━━━ Text passage ━━━

Meanwhile, Kalec finds himself with Raac in a crevasse, so he finds a cave to stay in. Inside the cave, he finds a Dwarven team digging away ice from a giant elephant-like monster. Some dwarves knock him out and bind him, and Trag takes him away to the castle as a prisoner, but promises to secretly help. To try to stop the Baron, Trag disrupts the spell he is casting by telling of a massive army heading his way. After the Baron leaves, Trag wakes Anveena and directs her to Kalec. Later, the Baron learns Trag was lying and attacks him, knocking him out.

━━━

▶ **About this exercise**
Translate this sentence from the plot summary into Spanish: "After the Baron leaves, Trag wakes Anveena and directs her to Kalec." These records have no connection to the plot summary.

━━━ Raw data ━━━

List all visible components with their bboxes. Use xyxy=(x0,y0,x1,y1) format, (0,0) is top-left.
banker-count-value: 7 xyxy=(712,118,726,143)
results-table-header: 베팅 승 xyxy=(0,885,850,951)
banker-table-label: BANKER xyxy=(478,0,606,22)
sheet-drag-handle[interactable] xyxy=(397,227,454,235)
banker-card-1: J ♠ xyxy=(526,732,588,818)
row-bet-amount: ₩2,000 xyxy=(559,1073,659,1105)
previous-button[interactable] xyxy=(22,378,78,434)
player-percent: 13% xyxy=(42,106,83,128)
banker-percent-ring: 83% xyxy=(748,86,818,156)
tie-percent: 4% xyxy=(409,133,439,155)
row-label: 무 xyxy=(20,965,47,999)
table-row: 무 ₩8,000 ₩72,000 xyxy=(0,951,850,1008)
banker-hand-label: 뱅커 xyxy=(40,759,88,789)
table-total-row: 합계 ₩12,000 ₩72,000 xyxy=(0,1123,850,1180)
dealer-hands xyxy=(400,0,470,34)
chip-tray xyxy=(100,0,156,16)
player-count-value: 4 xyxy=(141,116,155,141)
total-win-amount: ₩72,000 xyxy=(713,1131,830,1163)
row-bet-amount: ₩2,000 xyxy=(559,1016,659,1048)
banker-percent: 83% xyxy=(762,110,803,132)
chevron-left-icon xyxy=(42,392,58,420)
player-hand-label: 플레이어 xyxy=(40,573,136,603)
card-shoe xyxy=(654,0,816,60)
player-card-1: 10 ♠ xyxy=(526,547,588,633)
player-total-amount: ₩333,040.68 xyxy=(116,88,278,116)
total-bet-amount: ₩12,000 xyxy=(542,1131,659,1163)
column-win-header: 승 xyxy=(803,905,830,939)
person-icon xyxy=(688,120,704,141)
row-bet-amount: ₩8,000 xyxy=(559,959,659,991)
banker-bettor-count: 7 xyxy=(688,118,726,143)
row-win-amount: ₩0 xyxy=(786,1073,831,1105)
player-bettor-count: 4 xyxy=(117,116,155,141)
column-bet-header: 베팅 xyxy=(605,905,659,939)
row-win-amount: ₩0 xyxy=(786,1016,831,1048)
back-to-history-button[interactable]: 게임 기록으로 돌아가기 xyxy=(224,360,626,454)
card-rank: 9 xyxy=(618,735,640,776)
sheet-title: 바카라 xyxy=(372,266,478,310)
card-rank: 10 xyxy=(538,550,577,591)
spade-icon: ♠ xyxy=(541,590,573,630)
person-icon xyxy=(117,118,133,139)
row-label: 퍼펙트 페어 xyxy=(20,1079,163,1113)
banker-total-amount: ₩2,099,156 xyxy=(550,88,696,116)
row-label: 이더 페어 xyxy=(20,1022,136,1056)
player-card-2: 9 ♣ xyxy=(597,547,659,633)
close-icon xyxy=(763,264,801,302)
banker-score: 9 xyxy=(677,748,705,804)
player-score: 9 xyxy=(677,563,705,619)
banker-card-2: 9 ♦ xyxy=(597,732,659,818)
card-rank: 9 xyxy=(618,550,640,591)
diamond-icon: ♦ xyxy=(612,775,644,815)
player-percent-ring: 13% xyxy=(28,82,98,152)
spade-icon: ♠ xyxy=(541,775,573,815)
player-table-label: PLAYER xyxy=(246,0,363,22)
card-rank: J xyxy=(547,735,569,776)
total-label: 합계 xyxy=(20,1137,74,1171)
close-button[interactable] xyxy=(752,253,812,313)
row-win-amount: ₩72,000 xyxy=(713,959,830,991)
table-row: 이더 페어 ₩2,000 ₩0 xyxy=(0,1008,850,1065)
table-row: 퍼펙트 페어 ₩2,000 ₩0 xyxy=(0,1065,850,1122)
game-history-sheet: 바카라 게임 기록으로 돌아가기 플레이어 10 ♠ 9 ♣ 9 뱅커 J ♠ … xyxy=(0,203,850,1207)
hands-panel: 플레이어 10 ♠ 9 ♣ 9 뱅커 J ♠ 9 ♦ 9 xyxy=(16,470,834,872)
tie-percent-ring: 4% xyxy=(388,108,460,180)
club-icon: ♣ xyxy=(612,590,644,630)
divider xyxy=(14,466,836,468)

━━━

▶ **Problem solution**
Después de que el Barón se va, Trag despierta a Anveena y la dirige hacia Kalec.